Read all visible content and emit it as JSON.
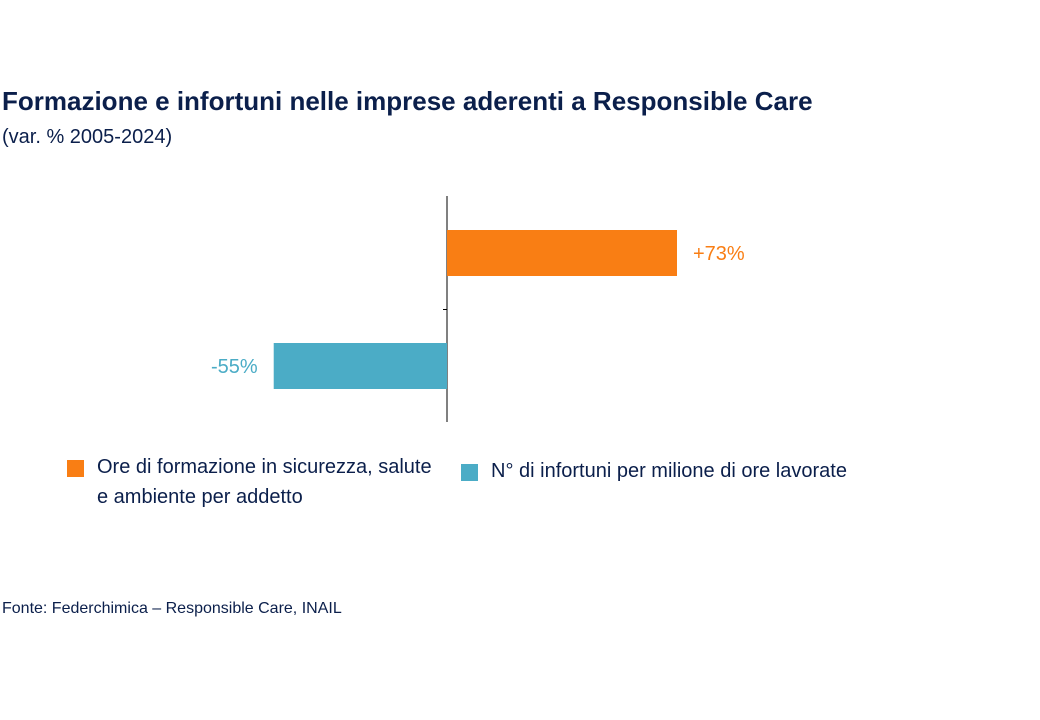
{
  "title": "Formazione e infortuni nelle imprese aderenti a Responsible Care",
  "subtitle": "(var. % 2005-2024)",
  "source": "Fonte: Federchimica – Responsible Care, INAIL",
  "colors": {
    "text": "#0b1f4b",
    "orange": "#f97e14",
    "teal": "#4bacc6"
  },
  "chart_data": {
    "type": "bar",
    "orientation": "horizontal",
    "title": "Formazione e infortuni nelle imprese aderenti a Responsible Care",
    "subtitle": "(var. % 2005-2024)",
    "unit": "%",
    "xlim": [
      -100,
      100
    ],
    "grid": false,
    "legend_position": "bottom",
    "series": [
      {
        "name": "Ore di formazione in sicurezza, salute e ambiente per addetto",
        "value": 73,
        "label": "+73%",
        "color": "#f97e14"
      },
      {
        "name": "N° di infortuni per milione di ore lavorate",
        "value": -55,
        "label": "-55%",
        "color": "#4bacc6"
      }
    ]
  }
}
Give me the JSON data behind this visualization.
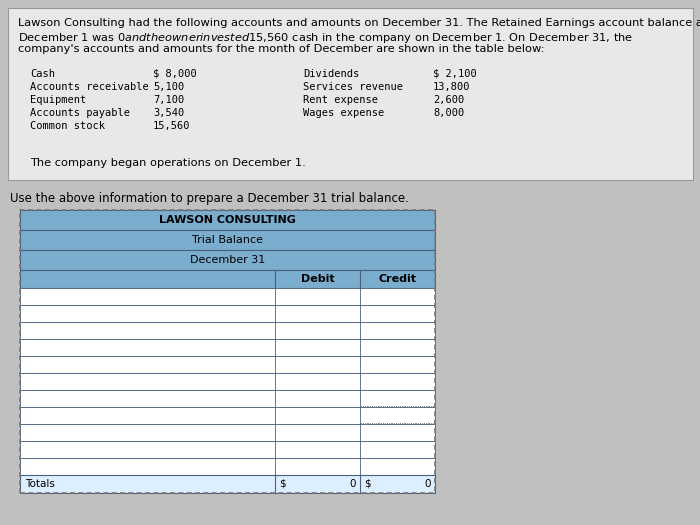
{
  "para_line1": "Lawson Consulting had the following accounts and amounts on December 31. The Retained Earnings account balance at",
  "para_line2": "December 1 was $0 and the owner invested $15,560 cash in the company on December 1. On December 31, the",
  "para_line3": "company's accounts and amounts for the month of December are shown in the table below:",
  "accounts_left": [
    "Cash",
    "Accounts receivable",
    "Equipment",
    "Accounts payable",
    "Common stock"
  ],
  "amounts_left": [
    "$ 8,000",
    "5,100",
    "7,100",
    "3,540",
    "15,560"
  ],
  "accounts_right": [
    "Dividends",
    "Services revenue",
    "Rent expense",
    "Wages expense"
  ],
  "amounts_right": [
    "$ 2,100",
    "13,800",
    "2,600",
    "8,000"
  ],
  "footer_note": "The company began operations on December 1.",
  "instruction": "Use the above information to prepare a December 31 trial balance.",
  "table_title1": "LAWSON CONSULTING",
  "table_title2": "Trial Balance",
  "table_title3": "December 31",
  "col_header1": "Debit",
  "col_header2": "Credit",
  "totals_label": "Totals",
  "totals_debit_sym": "$",
  "totals_debit_val": "0",
  "totals_credit_sym": "$",
  "totals_credit_val": "0",
  "num_data_rows": 11,
  "table_header_bg": "#7aadce",
  "table_row_bg": "#ffffff",
  "table_border_color": "#4a6080",
  "info_box_bg": "#e8e8e8",
  "info_box_border": "#999999",
  "outer_bg": "#c0c0c0",
  "dotted_rows": [
    7,
    8
  ],
  "totals_row_bg": "#ddeeff"
}
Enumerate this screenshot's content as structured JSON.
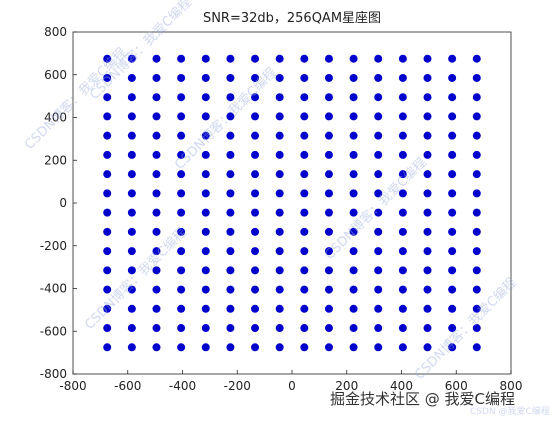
{
  "chart_data": {
    "type": "scatter",
    "title": "SNR=32db，256QAM星座图",
    "color": "#0000cc",
    "xlim": [
      -800,
      800
    ],
    "ylim": [
      -800,
      800
    ],
    "xticks": [
      -800,
      -600,
      -400,
      -200,
      0,
      200,
      400,
      600,
      800
    ],
    "yticks": [
      -800,
      -600,
      -400,
      -200,
      0,
      200,
      400,
      600,
      800
    ],
    "x": [
      -675,
      -585,
      -495,
      -405,
      -315,
      -225,
      -135,
      -45,
      45,
      135,
      225,
      315,
      405,
      495,
      585,
      675,
      -675,
      -585,
      -495,
      -405,
      -315,
      -225,
      -135,
      -45,
      45,
      135,
      225,
      315,
      405,
      495,
      585,
      675,
      -675,
      -585,
      -495,
      -405,
      -315,
      -225,
      -135,
      -45,
      45,
      135,
      225,
      315,
      405,
      495,
      585,
      675,
      -675,
      -585,
      -495,
      -405,
      -315,
      -225,
      -135,
      -45,
      45,
      135,
      225,
      315,
      405,
      495,
      585,
      675,
      -675,
      -585,
      -495,
      -405,
      -315,
      -225,
      -135,
      -45,
      45,
      135,
      225,
      315,
      405,
      495,
      585,
      675,
      -675,
      -585,
      -495,
      -405,
      -315,
      -225,
      -135,
      -45,
      45,
      135,
      225,
      315,
      405,
      495,
      585,
      675,
      -675,
      -585,
      -495,
      -405,
      -315,
      -225,
      -135,
      -45,
      45,
      135,
      225,
      315,
      405,
      495,
      585,
      675,
      -675,
      -585,
      -495,
      -405,
      -315,
      -225,
      -135,
      -45,
      45,
      135,
      225,
      315,
      405,
      495,
      585,
      675,
      -675,
      -585,
      -495,
      -405,
      -315,
      -225,
      -135,
      -45,
      45,
      135,
      225,
      315,
      405,
      495,
      585,
      675,
      -675,
      -585,
      -495,
      -405,
      -315,
      -225,
      -135,
      -45,
      45,
      135,
      225,
      315,
      405,
      495,
      585,
      675,
      -675,
      -585,
      -495,
      -405,
      -315,
      -225,
      -135,
      -45,
      45,
      135,
      225,
      315,
      405,
      495,
      585,
      675,
      -675,
      -585,
      -495,
      -405,
      -315,
      -225,
      -135,
      -45,
      45,
      135,
      225,
      315,
      405,
      495,
      585,
      675,
      -675,
      -585,
      -495,
      -405,
      -315,
      -225,
      -135,
      -45,
      45,
      135,
      225,
      315,
      405,
      495,
      585,
      675,
      -675,
      -585,
      -495,
      -405,
      -315,
      -225,
      -135,
      -45,
      45,
      135,
      225,
      315,
      405,
      495,
      585,
      675,
      -675,
      -585,
      -495,
      -405,
      -315,
      -225,
      -135,
      -45,
      45,
      135,
      225,
      315,
      405,
      495,
      585,
      675,
      -675,
      -585,
      -495,
      -405,
      -315,
      -225,
      -135,
      -45,
      45,
      135,
      225,
      315,
      405,
      495,
      585,
      675
    ],
    "values": [
      675,
      675,
      675,
      675,
      675,
      675,
      675,
      675,
      675,
      675,
      675,
      675,
      675,
      675,
      675,
      675,
      585,
      585,
      585,
      585,
      585,
      585,
      585,
      585,
      585,
      585,
      585,
      585,
      585,
      585,
      585,
      585,
      495,
      495,
      495,
      495,
      495,
      495,
      495,
      495,
      495,
      495,
      495,
      495,
      495,
      495,
      495,
      495,
      405,
      405,
      405,
      405,
      405,
      405,
      405,
      405,
      405,
      405,
      405,
      405,
      405,
      405,
      405,
      405,
      315,
      315,
      315,
      315,
      315,
      315,
      315,
      315,
      315,
      315,
      315,
      315,
      315,
      315,
      315,
      315,
      225,
      225,
      225,
      225,
      225,
      225,
      225,
      225,
      225,
      225,
      225,
      225,
      225,
      225,
      225,
      225,
      135,
      135,
      135,
      135,
      135,
      135,
      135,
      135,
      135,
      135,
      135,
      135,
      135,
      135,
      135,
      135,
      45,
      45,
      45,
      45,
      45,
      45,
      45,
      45,
      45,
      45,
      45,
      45,
      45,
      45,
      45,
      45,
      -45,
      -45,
      -45,
      -45,
      -45,
      -45,
      -45,
      -45,
      -45,
      -45,
      -45,
      -45,
      -45,
      -45,
      -45,
      -45,
      -135,
      -135,
      -135,
      -135,
      -135,
      -135,
      -135,
      -135,
      -135,
      -135,
      -135,
      -135,
      -135,
      -135,
      -135,
      -135,
      -225,
      -225,
      -225,
      -225,
      -225,
      -225,
      -225,
      -225,
      -225,
      -225,
      -225,
      -225,
      -225,
      -225,
      -225,
      -225,
      -315,
      -315,
      -315,
      -315,
      -315,
      -315,
      -315,
      -315,
      -315,
      -315,
      -315,
      -315,
      -315,
      -315,
      -315,
      -315,
      -405,
      -405,
      -405,
      -405,
      -405,
      -405,
      -405,
      -405,
      -405,
      -405,
      -405,
      -405,
      -405,
      -405,
      -405,
      -405,
      -495,
      -495,
      -495,
      -495,
      -495,
      -495,
      -495,
      -495,
      -495,
      -495,
      -495,
      -495,
      -495,
      -495,
      -495,
      -495,
      -585,
      -585,
      -585,
      -585,
      -585,
      -585,
      -585,
      -585,
      -585,
      -585,
      -585,
      -585,
      -585,
      -585,
      -585,
      -585,
      -675,
      -675,
      -675,
      -675,
      -675,
      -675,
      -675,
      -675,
      -675,
      -675,
      -675,
      -675,
      -675,
      -675,
      -675,
      -675
    ],
    "watermarks": [
      "CSDN博客：我爱C编程",
      "CSDN博客：我爱C编程",
      "CSDN博客：我爱C编程",
      "CSDN博客：我爱C编程",
      "CSDN博客：我爱C编程",
      "CSDN博客：我爱C编程",
      "掘金技术社区 @ 我爱C编程",
      "CSDN @我爱C编程"
    ]
  }
}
------------------------------------------------
#### What you are asked to do:
Select all lines in the listing above where the word "content" appears, and show them.

#### Written answer:
Read all visible content and emit it as JSON.
Enumerate this screenshot's content as structured JSON.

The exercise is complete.